The problem>
Show all lines of the listing that hold the word "this".

--- start ---

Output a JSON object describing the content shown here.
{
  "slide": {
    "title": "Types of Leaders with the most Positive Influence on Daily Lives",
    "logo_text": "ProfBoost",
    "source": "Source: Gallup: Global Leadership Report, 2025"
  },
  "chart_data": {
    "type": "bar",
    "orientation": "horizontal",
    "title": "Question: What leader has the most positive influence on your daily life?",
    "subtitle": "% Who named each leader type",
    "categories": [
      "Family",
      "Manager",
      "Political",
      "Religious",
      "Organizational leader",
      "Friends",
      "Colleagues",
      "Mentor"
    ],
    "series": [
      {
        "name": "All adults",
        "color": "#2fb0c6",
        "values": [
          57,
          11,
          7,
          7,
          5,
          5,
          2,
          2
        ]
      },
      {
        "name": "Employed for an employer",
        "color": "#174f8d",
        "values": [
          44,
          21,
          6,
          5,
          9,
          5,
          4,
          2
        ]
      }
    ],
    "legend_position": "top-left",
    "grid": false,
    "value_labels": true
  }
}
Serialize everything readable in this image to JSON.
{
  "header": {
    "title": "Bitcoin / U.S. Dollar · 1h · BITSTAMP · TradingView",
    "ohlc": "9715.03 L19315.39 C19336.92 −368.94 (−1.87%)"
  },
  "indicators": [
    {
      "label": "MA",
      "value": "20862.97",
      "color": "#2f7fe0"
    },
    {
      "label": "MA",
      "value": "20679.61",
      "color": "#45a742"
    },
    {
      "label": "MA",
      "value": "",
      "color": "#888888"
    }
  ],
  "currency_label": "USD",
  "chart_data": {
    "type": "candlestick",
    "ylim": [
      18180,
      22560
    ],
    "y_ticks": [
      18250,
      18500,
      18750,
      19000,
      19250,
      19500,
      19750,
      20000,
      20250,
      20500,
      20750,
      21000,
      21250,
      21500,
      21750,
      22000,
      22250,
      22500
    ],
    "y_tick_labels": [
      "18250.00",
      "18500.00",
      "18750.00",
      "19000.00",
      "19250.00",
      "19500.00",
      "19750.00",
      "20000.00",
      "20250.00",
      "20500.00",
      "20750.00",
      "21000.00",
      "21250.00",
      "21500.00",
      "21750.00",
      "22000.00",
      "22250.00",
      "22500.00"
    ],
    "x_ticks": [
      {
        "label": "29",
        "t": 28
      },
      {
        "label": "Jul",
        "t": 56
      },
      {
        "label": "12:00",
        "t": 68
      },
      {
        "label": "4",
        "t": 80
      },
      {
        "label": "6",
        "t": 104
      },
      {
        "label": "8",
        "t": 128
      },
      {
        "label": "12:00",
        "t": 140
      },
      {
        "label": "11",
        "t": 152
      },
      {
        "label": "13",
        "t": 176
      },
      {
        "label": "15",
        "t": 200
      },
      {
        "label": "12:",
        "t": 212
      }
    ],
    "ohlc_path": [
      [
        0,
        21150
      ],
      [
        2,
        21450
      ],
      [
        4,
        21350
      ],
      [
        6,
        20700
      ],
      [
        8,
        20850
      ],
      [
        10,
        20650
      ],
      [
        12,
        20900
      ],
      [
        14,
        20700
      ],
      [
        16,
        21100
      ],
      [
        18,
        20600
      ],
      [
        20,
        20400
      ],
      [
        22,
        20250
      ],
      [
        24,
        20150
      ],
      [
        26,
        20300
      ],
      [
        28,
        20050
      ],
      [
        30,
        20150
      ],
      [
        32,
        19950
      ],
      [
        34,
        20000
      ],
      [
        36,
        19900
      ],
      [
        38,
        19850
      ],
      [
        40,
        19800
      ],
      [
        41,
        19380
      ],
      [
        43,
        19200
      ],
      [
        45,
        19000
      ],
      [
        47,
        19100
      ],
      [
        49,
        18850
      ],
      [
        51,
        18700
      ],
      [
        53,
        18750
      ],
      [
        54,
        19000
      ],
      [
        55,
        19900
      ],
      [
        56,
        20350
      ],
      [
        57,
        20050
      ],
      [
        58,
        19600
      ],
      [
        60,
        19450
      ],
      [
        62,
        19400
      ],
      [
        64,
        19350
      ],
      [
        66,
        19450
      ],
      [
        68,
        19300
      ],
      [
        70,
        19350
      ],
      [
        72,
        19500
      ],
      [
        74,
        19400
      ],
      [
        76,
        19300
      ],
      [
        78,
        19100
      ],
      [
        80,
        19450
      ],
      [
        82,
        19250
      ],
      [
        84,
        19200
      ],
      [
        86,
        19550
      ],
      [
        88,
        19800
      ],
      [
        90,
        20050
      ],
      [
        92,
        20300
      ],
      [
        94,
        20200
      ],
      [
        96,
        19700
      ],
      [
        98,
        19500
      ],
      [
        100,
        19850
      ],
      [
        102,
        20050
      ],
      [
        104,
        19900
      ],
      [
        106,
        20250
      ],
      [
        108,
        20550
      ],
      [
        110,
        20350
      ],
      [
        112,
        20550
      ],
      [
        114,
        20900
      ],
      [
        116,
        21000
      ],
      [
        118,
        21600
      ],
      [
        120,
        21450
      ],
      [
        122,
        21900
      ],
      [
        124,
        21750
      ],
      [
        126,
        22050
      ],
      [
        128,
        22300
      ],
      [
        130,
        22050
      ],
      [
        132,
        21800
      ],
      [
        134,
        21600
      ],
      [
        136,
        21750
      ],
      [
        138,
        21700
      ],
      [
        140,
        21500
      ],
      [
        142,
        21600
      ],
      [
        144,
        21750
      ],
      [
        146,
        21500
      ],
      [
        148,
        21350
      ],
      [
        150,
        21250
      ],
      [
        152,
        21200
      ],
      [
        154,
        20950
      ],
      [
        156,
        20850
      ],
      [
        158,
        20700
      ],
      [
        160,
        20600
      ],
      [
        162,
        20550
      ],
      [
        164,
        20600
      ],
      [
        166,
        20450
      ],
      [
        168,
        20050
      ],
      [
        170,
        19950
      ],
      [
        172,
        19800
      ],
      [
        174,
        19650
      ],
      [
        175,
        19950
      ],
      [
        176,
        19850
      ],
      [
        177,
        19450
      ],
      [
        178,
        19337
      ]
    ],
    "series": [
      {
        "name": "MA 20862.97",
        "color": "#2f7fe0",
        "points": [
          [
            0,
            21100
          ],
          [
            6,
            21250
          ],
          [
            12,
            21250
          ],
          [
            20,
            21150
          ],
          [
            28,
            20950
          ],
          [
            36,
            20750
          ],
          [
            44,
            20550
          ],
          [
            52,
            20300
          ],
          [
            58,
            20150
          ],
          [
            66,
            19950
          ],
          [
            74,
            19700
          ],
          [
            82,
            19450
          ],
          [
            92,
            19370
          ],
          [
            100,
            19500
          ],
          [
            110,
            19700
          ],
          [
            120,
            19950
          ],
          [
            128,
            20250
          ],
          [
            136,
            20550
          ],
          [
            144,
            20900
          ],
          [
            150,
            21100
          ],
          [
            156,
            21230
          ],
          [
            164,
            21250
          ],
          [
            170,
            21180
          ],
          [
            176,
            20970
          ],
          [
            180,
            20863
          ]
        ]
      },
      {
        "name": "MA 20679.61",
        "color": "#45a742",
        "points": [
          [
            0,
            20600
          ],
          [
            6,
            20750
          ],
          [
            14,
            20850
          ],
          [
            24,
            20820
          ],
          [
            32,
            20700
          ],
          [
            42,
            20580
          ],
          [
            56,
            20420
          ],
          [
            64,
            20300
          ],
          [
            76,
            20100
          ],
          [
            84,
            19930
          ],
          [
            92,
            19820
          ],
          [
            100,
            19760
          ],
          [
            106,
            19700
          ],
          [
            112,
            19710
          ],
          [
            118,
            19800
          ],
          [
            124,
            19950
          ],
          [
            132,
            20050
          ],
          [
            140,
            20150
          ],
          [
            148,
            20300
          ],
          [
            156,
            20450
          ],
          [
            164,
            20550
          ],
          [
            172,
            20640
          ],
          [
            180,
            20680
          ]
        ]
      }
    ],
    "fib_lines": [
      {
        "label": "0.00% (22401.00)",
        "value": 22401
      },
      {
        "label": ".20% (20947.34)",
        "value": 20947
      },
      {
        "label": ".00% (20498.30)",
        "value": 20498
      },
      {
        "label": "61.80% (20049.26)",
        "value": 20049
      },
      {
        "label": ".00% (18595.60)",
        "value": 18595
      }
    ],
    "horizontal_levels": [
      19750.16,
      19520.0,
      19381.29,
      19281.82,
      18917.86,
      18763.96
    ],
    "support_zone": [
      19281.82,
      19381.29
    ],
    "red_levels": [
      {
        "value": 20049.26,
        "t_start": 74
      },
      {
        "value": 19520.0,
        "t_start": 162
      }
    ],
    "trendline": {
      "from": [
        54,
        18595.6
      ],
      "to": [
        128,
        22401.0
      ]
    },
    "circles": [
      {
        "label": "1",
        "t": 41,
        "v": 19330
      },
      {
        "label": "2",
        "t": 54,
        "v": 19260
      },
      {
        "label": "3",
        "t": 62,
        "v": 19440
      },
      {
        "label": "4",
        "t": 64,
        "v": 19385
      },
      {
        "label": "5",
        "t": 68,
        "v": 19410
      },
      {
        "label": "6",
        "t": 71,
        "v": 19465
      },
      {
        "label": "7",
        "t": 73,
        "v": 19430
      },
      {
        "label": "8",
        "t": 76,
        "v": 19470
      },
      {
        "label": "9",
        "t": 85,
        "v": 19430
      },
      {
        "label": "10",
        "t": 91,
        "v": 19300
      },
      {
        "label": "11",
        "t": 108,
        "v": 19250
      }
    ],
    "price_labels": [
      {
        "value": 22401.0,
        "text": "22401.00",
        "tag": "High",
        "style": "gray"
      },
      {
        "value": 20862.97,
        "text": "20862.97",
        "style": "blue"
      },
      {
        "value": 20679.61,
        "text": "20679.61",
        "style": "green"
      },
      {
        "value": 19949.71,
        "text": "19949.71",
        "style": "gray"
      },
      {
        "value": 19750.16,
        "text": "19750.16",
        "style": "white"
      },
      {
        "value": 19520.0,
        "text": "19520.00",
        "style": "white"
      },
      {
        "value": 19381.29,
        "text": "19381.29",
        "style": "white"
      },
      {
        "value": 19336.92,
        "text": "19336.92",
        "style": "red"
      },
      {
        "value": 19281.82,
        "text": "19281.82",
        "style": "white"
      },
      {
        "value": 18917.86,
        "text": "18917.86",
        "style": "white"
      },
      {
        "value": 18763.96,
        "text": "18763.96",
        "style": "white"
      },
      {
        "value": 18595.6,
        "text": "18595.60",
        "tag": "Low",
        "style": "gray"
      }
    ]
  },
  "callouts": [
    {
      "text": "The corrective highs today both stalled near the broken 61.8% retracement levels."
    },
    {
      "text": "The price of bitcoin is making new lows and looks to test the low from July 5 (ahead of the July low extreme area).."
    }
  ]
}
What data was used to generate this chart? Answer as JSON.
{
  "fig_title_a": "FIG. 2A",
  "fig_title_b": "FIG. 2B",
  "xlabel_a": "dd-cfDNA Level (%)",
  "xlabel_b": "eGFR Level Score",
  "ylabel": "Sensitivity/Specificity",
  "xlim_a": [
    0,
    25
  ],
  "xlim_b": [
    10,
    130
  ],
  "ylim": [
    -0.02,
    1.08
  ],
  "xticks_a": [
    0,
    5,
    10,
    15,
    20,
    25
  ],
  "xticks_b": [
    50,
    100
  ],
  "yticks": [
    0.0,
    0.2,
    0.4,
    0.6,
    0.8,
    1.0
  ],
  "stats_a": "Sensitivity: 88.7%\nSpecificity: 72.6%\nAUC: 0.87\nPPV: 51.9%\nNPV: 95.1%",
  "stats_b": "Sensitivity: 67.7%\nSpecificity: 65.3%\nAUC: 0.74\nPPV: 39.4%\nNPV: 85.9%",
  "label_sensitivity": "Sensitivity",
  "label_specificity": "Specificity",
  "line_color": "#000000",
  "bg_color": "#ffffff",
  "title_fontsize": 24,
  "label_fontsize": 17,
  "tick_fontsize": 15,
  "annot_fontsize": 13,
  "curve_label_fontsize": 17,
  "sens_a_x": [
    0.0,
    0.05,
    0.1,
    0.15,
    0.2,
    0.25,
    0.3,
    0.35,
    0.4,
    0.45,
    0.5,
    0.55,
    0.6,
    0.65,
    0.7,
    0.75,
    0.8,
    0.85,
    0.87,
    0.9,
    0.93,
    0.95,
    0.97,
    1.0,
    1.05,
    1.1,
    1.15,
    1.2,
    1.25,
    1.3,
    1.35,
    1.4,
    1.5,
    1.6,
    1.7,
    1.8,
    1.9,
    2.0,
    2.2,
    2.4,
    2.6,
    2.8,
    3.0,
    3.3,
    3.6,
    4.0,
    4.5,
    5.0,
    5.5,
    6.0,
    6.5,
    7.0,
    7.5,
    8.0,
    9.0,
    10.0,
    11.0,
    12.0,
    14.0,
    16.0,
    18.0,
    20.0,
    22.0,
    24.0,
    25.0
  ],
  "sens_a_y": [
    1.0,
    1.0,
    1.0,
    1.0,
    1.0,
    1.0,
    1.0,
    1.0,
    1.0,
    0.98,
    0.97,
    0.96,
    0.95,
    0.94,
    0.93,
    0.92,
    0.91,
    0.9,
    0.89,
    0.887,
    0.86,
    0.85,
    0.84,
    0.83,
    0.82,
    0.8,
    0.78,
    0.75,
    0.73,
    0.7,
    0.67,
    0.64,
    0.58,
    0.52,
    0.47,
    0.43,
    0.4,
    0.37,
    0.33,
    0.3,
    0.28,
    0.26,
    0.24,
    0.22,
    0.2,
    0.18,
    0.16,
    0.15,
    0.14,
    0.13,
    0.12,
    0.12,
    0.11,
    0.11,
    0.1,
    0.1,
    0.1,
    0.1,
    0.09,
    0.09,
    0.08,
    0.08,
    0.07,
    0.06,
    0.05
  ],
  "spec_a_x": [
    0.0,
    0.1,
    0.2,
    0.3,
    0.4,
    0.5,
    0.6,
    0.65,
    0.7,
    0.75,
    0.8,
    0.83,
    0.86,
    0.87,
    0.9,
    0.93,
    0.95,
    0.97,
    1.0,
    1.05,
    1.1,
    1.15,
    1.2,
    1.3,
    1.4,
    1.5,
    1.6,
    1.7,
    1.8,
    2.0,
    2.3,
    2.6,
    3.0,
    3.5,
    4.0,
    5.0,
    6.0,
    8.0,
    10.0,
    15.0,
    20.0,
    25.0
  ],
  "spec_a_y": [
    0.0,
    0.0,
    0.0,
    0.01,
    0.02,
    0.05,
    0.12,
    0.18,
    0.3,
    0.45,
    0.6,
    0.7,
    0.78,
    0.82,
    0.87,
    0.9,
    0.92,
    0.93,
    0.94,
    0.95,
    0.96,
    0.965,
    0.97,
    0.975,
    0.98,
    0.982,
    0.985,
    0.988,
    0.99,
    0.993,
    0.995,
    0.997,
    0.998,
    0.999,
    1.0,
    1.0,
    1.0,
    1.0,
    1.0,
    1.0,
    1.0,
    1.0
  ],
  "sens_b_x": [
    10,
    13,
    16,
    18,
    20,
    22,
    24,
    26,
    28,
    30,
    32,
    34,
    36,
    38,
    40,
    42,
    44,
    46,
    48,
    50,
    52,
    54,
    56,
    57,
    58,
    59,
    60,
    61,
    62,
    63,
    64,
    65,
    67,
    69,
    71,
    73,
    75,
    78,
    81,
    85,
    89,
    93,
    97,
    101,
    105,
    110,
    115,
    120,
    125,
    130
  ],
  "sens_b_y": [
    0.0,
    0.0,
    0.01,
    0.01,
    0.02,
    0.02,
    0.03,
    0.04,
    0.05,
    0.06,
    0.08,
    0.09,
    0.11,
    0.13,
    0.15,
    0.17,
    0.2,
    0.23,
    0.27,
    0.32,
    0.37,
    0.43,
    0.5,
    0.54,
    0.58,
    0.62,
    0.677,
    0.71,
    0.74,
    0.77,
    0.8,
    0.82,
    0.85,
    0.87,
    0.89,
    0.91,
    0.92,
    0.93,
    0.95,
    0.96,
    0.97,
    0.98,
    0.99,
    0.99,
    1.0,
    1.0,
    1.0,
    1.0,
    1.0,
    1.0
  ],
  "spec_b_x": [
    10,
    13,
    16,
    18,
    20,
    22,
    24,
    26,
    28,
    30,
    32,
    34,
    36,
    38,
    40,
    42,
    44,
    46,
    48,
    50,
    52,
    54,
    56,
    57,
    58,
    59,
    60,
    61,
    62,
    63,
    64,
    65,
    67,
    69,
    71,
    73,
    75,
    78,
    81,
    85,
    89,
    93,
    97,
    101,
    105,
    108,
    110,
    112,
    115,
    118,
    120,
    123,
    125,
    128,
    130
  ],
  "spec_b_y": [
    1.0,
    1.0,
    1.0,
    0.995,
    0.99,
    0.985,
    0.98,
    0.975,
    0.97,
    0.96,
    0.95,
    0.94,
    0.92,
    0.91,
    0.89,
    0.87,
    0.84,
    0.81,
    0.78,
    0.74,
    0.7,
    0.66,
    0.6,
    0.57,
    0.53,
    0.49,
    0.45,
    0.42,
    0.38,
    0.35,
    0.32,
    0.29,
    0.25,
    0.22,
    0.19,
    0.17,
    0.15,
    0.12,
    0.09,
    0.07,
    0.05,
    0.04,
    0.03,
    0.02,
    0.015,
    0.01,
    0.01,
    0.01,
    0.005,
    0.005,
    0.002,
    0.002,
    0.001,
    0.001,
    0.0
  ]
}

--- end ---

Full response>
Serialize everything readable in this image to JSON.
What data was used to generate this chart? Answer as JSON.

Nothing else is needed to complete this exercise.